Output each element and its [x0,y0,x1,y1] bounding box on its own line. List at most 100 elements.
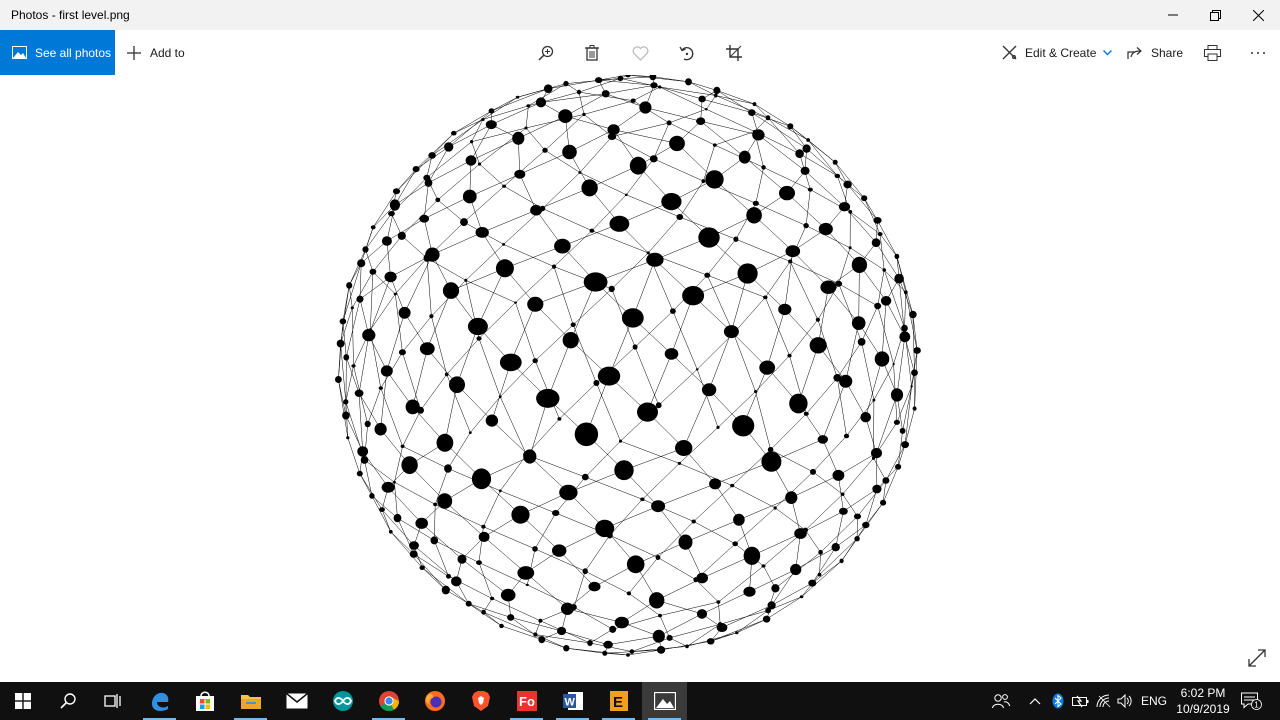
taskbar-firefox[interactable] [412,682,457,720]
chevron-down-icon [1103,49,1113,56]
sphere-node [843,180,852,189]
taskbar-word[interactable]: W [550,682,595,720]
sphere-link [500,454,527,491]
print-button[interactable] [1200,42,1224,64]
zoom-button[interactable] [534,42,558,64]
sphere-node [778,303,792,316]
sphere-node [696,117,706,125]
taskbar-arduino[interactable] [320,682,365,720]
sphere-node [625,75,631,78]
sphere-node [857,338,866,346]
taskbar-chrome[interactable] [366,682,411,720]
sphere-node [476,336,482,341]
favorite-button[interactable] [628,42,652,64]
sphere-link [605,93,646,108]
sphere-node [646,251,650,255]
sphere-link [394,482,398,519]
sphere-link [386,312,405,372]
image-viewer[interactable] [0,75,1280,682]
sphere-node [444,142,454,152]
action-center-button[interactable]: 1 [1241,682,1263,720]
sphere-link [572,324,597,384]
sphere-node [467,317,488,336]
rotate-button[interactable] [675,42,699,64]
taskbar-edge[interactable] [137,682,182,720]
sphere-link [352,271,374,308]
sphere-node [601,90,610,98]
task-view-button[interactable] [90,682,135,720]
show-hidden-icons-button[interactable] [1029,682,1041,720]
sphere-node [369,268,377,275]
taskbar-foxit[interactable]: Fo [504,682,549,720]
sphere-link [370,271,374,330]
task-view-icon [103,694,121,708]
sphere-link [491,102,542,125]
svg-text:W: W [564,697,575,709]
sphere-node [343,354,350,361]
taskbar-mail[interactable] [274,682,319,720]
minimize-button[interactable] [1150,0,1196,30]
sphere-link [565,115,614,130]
sphere-node [649,592,665,609]
sphere-node [696,572,708,584]
sphere-node [552,544,567,557]
sphere-node [733,513,745,526]
sphere-link [396,168,417,192]
taskbar-file-explorer[interactable] [228,682,273,720]
sphere-link [795,546,836,570]
restore-button[interactable] [1192,0,1238,30]
sphere-node [652,629,665,643]
start-button[interactable] [0,682,45,720]
sphere-node [614,616,629,629]
network-button[interactable] [1096,682,1112,720]
sphere-node [351,364,356,368]
sphere-link [394,182,429,206]
sphere-link [835,162,865,199]
sphere-link [579,136,613,173]
sphere-node [762,615,771,623]
sphere-link [679,463,733,486]
sphere-node [362,328,376,342]
share-button[interactable]: Share [1127,30,1183,75]
taskbar-e-app[interactable]: E [596,682,641,720]
sphere-node [525,583,529,587]
sphere-node [637,402,658,422]
sphere-link [596,382,621,442]
sphere-node [761,564,766,568]
sphere-node [754,390,757,393]
more-button[interactable] [1246,42,1270,64]
fullscreen-button[interactable] [1247,648,1267,668]
sphere-link [573,606,613,630]
sphere-link [835,524,866,548]
sphere-node [392,188,401,195]
crop-button[interactable] [722,42,746,64]
add-to-button[interactable]: Add to [127,30,185,75]
volume-button[interactable] [1117,682,1133,720]
language-indicator[interactable]: ENG [1141,682,1167,720]
taskbar-store[interactable] [182,682,227,720]
sphere-node [658,613,662,618]
sphere-node [444,372,449,377]
sphere-node [388,529,393,534]
taskbar-photos[interactable] [642,682,687,720]
power-button[interactable] [1072,682,1090,720]
see-all-photos-button[interactable]: See all photos [0,30,115,75]
bluetooth-button[interactable] [1052,682,1064,720]
clock[interactable]: 6:02 PM 10/9/2019 [1168,685,1238,717]
close-button[interactable] [1235,0,1280,30]
sphere-link [338,379,347,416]
sphere-link [865,502,884,526]
delete-button[interactable] [580,42,604,64]
sphere-link [718,565,764,603]
taskbar-search-button[interactable] [45,682,90,720]
sphere-node [705,170,724,189]
people-button[interactable] [992,682,1010,720]
edit-create-button[interactable]: Edit & Create [1002,30,1113,75]
sphere-link [708,331,732,390]
sphere-node [507,614,515,621]
sphere-node [901,441,909,449]
taskbar-brave[interactable] [458,682,503,720]
sphere-node [533,632,538,637]
sphere-node [815,317,821,322]
sphere-node [551,264,557,269]
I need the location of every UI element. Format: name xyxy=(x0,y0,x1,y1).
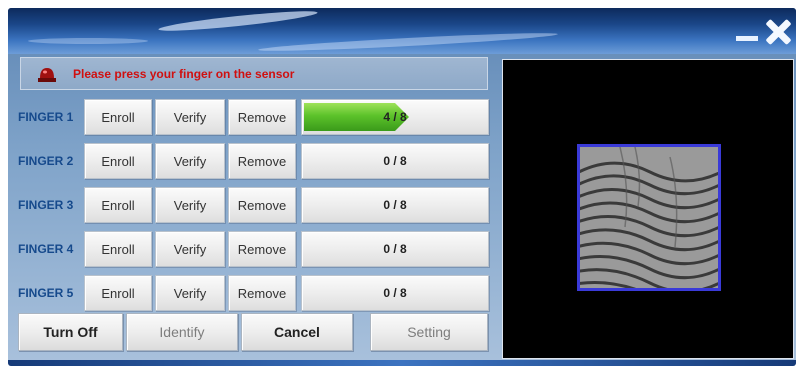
fingerprint-preview xyxy=(502,59,794,359)
title-streak xyxy=(28,38,148,44)
title-streak xyxy=(257,30,559,54)
cancel-button[interactable]: Cancel xyxy=(241,313,353,351)
enroll-progress-bar: 4 / 8 xyxy=(301,99,489,135)
remove-button[interactable]: Remove xyxy=(228,99,296,135)
progress-text: 0 / 8 xyxy=(383,286,407,300)
title-streak xyxy=(157,8,319,35)
verify-button[interactable]: Verify xyxy=(155,187,225,223)
finger-label: FINGER 2 xyxy=(18,154,74,168)
identify-button[interactable]: Identify xyxy=(126,313,238,351)
remove-button[interactable]: Remove xyxy=(228,275,296,311)
verify-button[interactable]: Verify xyxy=(155,99,225,135)
enroll-progress-bar: 0 / 8 xyxy=(301,275,489,311)
title-bar[interactable] xyxy=(8,8,796,54)
progress-text: 0 / 8 xyxy=(383,198,407,212)
turn-off-button[interactable]: Turn Off xyxy=(18,313,123,351)
remove-button[interactable]: Remove xyxy=(228,187,296,223)
verify-button[interactable]: Verify xyxy=(155,275,225,311)
enroll-progress-bar: 0 / 8 xyxy=(301,187,489,223)
enroll-progress-bar: 0 / 8 xyxy=(301,231,489,267)
progress-text: 0 / 8 xyxy=(383,242,407,256)
alarm-light-icon xyxy=(38,68,56,82)
enroll-button[interactable]: Enroll xyxy=(84,187,152,223)
setting-button[interactable]: Setting xyxy=(370,313,488,351)
remove-button[interactable]: Remove xyxy=(228,143,296,179)
finger-label: FINGER 5 xyxy=(18,286,74,300)
status-panel: Please press your finger on the sensor xyxy=(20,57,488,90)
finger-label: FINGER 4 xyxy=(18,242,74,256)
enroll-button[interactable]: Enroll xyxy=(84,275,152,311)
enroll-button[interactable]: Enroll xyxy=(84,99,152,135)
verify-button[interactable]: Verify xyxy=(155,231,225,267)
finger-label: FINGER 1 xyxy=(18,110,74,124)
enroll-button[interactable]: Enroll xyxy=(84,143,152,179)
minimize-icon[interactable] xyxy=(736,36,758,41)
enroll-progress-bar: 0 / 8 xyxy=(301,143,489,179)
enroll-button[interactable]: Enroll xyxy=(84,231,152,267)
progress-text: 0 / 8 xyxy=(383,154,407,168)
close-icon[interactable] xyxy=(764,18,792,46)
fingerprint-pattern xyxy=(580,147,718,288)
progress-text: 4 / 8 xyxy=(383,110,407,124)
bottom-bar xyxy=(8,360,796,366)
verify-button[interactable]: Verify xyxy=(155,143,225,179)
finger-label: FINGER 3 xyxy=(18,198,74,212)
fingerprint-image xyxy=(577,144,721,291)
app-window: Please press your finger on the sensor F… xyxy=(8,8,796,366)
status-message: Please press your finger on the sensor xyxy=(73,67,295,81)
remove-button[interactable]: Remove xyxy=(228,231,296,267)
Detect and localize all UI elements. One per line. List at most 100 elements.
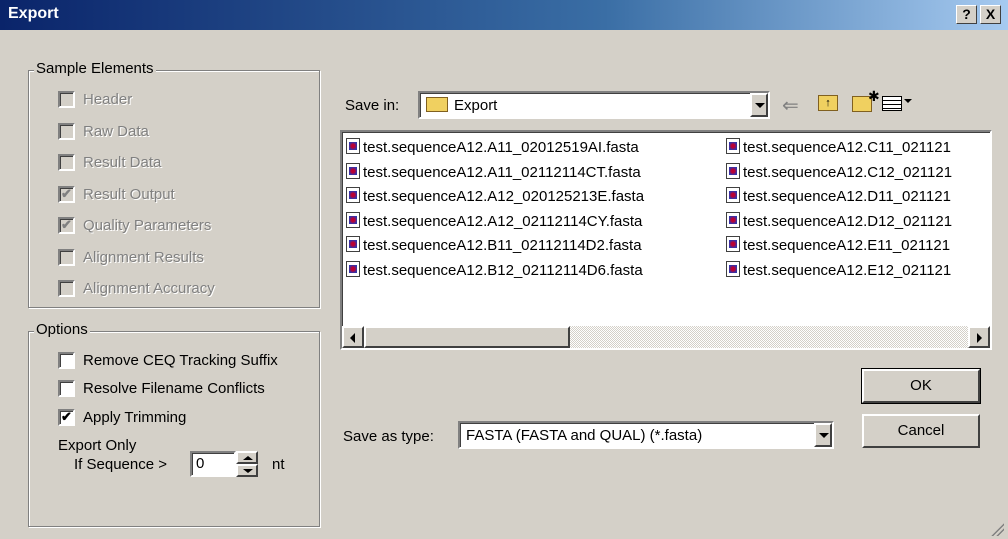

= = =

**Brief**
Reproduce all of the records above line for line, leaving out the pictures.

**Solved problem**
Output each element and its [x0,y0,x1,y1] bounding box on its own line. List at most 100 elements.
taskbar-firefox[interactable] [412,682,457,720]
chevron-down-icon [1103,49,1113,56]
sphere-node [843,180,852,189]
taskbar-word[interactable]: W [550,682,595,720]
sphere-link [500,454,527,491]
print-button[interactable] [1200,42,1224,64]
zoom-button[interactable] [534,42,558,64]
sphere-node [778,303,792,316]
sphere-node [696,117,706,125]
taskbar-arduino[interactable] [320,682,365,720]
sphere-node [625,75,631,78]
sphere-node [857,338,866,346]
taskbar-chrome[interactable] [366,682,411,720]
sphere-node [476,336,482,341]
favorite-button[interactable] [628,42,652,64]
sphere-link [605,93,646,108]
sphere-node [646,251,650,255]
sphere-link [394,482,398,519]
sphere-link [386,312,405,372]
image-viewer[interactable] [0,75,1280,682]
sphere-node [444,142,454,152]
action-center-button[interactable]: 1 [1241,682,1263,720]
sphere-link [572,324,597,384]
sphere-node [467,317,488,336]
rotate-button[interactable] [675,42,699,64]
taskbar-edge[interactable] [137,682,182,720]
sphere-link [352,271,374,308]
sphere-node [601,90,610,98]
task-view-button[interactable] [90,682,135,720]
show-hidden-icons-button[interactable] [1029,682,1041,720]
sphere-node [369,268,377,275]
taskbar-foxit[interactable]: Fo [504,682,549,720]
sphere-link [370,271,374,330]
task-view-icon [103,694,121,708]
sphere-link [491,102,542,125]
svg-text:W: W [564,697,575,709]
sphere-node [343,354,350,361]
taskbar-mail[interactable] [274,682,319,720]
minimize-button[interactable] [1150,0,1196,30]
sphere-link [565,115,614,130]
sphere-node [649,592,665,609]
sphere-node [696,572,708,584]
sphere-node [552,544,567,557]
sphere-node [733,513,745,526]
sphere-link [396,168,417,192]
taskbar-file-explorer[interactable] [228,682,273,720]
sphere-link [795,546,836,570]
restore-button[interactable] [1192,0,1238,30]
sphere-node [652,629,665,643]
start-button[interactable] [0,682,45,720]
sphere-node [614,616,629,629]
network-button[interactable] [1096,682,1112,720]
sphere-node [351,364,356,368]
sphere-link [394,182,429,206]
sphere-link [835,162,865,199]
sphere-link [579,136,613,173]
sphere-node [762,615,771,623]
sphere-link [679,463,733,486]
sphere-node [362,328,376,342]
share-button[interactable]: Share [1127,30,1183,75]
taskbar-e-app[interactable]: E [596,682,641,720]
sphere-node [525,583,529,587]
sphere-node [637,402,658,422]
sphere-link [596,382,621,442]
sphere-node [761,564,766,568]
sphere-node [754,390,757,393]
more-button[interactable] [1246,42,1270,64]
fullscreen-button[interactable] [1247,648,1267,668]
sphere-link [573,606,613,630]
sphere-link [835,524,866,548]
sphere-node [392,188,401,195]
crop-button[interactable] [722,42,746,64]
add-to-button[interactable]: Add to [127,30,185,75]
volume-button[interactable] [1117,682,1133,720]
language-indicator[interactable]: ENG [1141,682,1167,720]
taskbar-store[interactable] [182,682,227,720]
sphere-node [658,613,662,618]
sphere-node [444,372,449,377]
sphere-node [388,529,393,534]
taskbar-photos[interactable] [642,682,687,720]
power-button[interactable] [1072,682,1090,720]
see-all-photos-button[interactable]: See all photos [0,30,115,75]
bluetooth-button[interactable] [1052,682,1064,720]
clock[interactable]: 6:02 PM 10/9/2019 [1168,685,1238,717]
close-button[interactable] [1235,0,1280,30]
sphere-link [338,379,347,416]
sphere-link [865,502,884,526]
delete-button[interactable] [580,42,604,64]
sphere-link [718,565,764,603]
taskbar-search-button[interactable] [45,682,90,720]
sphere-node [705,170,724,189]
people-button[interactable] [992,682,1010,720]
edit-create-button[interactable]: Edit & Create [1002,30,1113,75]
sphere-link [708,331,732,390]
sphere-node [507,614,515,621]
sphere-node [901,441,909,449]
taskbar-brave[interactable] [458,682,503,720]
sphere-node [533,632,538,637]
sphere-node [815,317,821,322]
sphere-node [551,264,557,269]
I need the location of every UI element. Format: name xyxy=(x0,y0,x1,y1).
fingerprint-preview xyxy=(502,59,794,359)
title-streak xyxy=(28,38,148,44)
title-streak xyxy=(257,30,559,54)
cancel-button[interactable]: Cancel xyxy=(241,313,353,351)
enroll-progress-bar: 4 / 8 xyxy=(301,99,489,135)
remove-button[interactable]: Remove xyxy=(228,99,296,135)
progress-text: 0 / 8 xyxy=(383,286,407,300)
title-streak xyxy=(157,8,319,35)
verify-button[interactable]: Verify xyxy=(155,187,225,223)
finger-label: FINGER 2 xyxy=(18,154,74,168)
identify-button[interactable]: Identify xyxy=(126,313,238,351)
remove-button[interactable]: Remove xyxy=(228,275,296,311)
verify-button[interactable]: Verify xyxy=(155,99,225,135)
enroll-progress-bar: 0 / 8 xyxy=(301,275,489,311)
title-bar[interactable] xyxy=(8,8,796,54)
progress-text: 0 / 8 xyxy=(383,198,407,212)
turn-off-button[interactable]: Turn Off xyxy=(18,313,123,351)
remove-button[interactable]: Remove xyxy=(228,187,296,223)
verify-button[interactable]: Verify xyxy=(155,275,225,311)
enroll-progress-bar: 0 / 8 xyxy=(301,187,489,223)
enroll-progress-bar: 0 / 8 xyxy=(301,231,489,267)
progress-text: 0 / 8 xyxy=(383,242,407,256)
alarm-light-icon xyxy=(38,68,56,82)
enroll-button[interactable]: Enroll xyxy=(84,187,152,223)
setting-button[interactable]: Setting xyxy=(370,313,488,351)
remove-button[interactable]: Remove xyxy=(228,143,296,179)
finger-label: FINGER 5 xyxy=(18,286,74,300)
status-panel: Please press your finger on the sensor xyxy=(20,57,488,90)
finger-label: FINGER 4 xyxy=(18,242,74,256)
enroll-button[interactable]: Enroll xyxy=(84,275,152,311)
enroll-button[interactable]: Enroll xyxy=(84,99,152,135)
verify-button[interactable]: Verify xyxy=(155,231,225,267)
finger-label: FINGER 1 xyxy=(18,110,74,124)
enroll-button[interactable]: Enroll xyxy=(84,143,152,179)
minimize-icon[interactable] xyxy=(736,36,758,41)
enroll-progress-bar: 0 / 8 xyxy=(301,143,489,179)
enroll-button[interactable]: Enroll xyxy=(84,231,152,267)
progress-text: 0 / 8 xyxy=(383,154,407,168)
close-icon[interactable] xyxy=(764,18,792,46)
fingerprint-pattern xyxy=(580,147,718,288)
progress-text: 4 / 8 xyxy=(383,110,407,124)
bottom-bar xyxy=(8,360,796,366)
verify-button[interactable]: Verify xyxy=(155,143,225,179)
finger-label: FINGER 3 xyxy=(18,198,74,212)
fingerprint-image xyxy=(577,144,721,291)
app-window: Please press your finger on the sensor F… xyxy=(8,8,796,366)
status-message: Please press your finger on the sensor xyxy=(73,67,295,81)
remove-button[interactable]: Remove xyxy=(228,231,296,267)
Detect and localize all UI elements. One per line. List at most 100 elements.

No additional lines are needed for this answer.